REQUEST =>
Scan the data below for the string "have". Copy every line where it appears.

(Dataset records)
====
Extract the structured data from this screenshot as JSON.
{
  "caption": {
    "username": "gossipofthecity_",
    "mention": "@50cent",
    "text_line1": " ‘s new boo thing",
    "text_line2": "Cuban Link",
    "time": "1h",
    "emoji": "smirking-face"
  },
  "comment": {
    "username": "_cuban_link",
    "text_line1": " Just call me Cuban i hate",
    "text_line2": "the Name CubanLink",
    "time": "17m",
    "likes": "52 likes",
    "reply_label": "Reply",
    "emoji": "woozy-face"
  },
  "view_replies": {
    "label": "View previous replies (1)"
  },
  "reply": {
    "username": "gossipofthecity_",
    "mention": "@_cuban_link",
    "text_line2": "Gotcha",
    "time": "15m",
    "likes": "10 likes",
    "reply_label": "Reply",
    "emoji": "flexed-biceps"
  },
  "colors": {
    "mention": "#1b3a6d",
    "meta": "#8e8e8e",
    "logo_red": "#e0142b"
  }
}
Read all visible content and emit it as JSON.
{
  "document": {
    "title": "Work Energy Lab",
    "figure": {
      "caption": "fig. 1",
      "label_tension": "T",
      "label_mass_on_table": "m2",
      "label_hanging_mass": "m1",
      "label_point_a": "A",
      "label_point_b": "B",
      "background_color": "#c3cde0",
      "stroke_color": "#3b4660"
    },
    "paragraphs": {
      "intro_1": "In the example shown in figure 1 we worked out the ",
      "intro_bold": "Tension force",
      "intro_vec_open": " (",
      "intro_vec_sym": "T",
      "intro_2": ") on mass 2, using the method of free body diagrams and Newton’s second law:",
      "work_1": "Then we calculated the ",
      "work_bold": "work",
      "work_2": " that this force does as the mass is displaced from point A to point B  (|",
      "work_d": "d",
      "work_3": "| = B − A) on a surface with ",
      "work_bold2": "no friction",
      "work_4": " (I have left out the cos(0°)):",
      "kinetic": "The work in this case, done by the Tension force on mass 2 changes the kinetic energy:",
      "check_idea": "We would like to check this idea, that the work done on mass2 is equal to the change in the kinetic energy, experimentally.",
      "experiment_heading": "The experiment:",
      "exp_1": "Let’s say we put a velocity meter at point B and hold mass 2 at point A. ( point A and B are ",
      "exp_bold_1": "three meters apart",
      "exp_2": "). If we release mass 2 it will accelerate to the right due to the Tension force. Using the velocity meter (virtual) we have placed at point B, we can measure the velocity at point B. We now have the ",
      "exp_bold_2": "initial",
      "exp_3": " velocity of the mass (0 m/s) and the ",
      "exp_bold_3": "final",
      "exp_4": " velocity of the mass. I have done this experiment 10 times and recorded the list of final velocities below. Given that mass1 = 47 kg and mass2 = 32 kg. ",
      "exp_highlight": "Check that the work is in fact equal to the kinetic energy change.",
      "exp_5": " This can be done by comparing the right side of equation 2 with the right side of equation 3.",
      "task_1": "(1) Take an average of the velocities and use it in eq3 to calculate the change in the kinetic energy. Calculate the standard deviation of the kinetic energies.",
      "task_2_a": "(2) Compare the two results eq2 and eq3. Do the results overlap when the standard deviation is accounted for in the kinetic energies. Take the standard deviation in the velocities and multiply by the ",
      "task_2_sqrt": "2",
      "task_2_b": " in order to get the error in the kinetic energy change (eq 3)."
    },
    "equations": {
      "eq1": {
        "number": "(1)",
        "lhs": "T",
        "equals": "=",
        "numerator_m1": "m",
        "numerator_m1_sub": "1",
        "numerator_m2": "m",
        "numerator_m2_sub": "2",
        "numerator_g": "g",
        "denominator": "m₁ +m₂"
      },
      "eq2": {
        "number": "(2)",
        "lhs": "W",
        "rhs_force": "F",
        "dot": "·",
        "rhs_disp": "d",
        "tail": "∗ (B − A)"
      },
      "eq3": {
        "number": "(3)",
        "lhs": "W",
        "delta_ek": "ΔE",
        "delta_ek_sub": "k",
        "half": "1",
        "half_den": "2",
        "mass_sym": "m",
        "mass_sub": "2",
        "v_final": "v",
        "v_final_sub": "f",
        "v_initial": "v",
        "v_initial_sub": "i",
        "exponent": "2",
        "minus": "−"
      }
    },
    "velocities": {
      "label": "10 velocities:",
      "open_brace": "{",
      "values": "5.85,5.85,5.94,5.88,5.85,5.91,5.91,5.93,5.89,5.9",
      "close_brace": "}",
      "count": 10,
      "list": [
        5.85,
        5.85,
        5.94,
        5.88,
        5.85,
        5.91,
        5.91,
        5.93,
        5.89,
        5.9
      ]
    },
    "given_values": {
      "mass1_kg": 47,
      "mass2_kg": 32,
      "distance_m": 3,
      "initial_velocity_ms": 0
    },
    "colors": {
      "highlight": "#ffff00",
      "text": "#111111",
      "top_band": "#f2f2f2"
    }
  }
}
====
CORRECT OUTPUT =>
      "work_4": " (I have left out the cos(0°)):",
      "exp_2": "). If we release mass 2 it will accelerate to the right due to the Tension force. Using the velocity meter (virtual) we have placed at point B, we can measure the velocity at point B. We now have the ",
      "exp_4": " velocity of the mass. I have done this experiment 10 times and recorded the list of final velocities below. Given that mass1 = 47 kg and mass2 = 32 kg. ",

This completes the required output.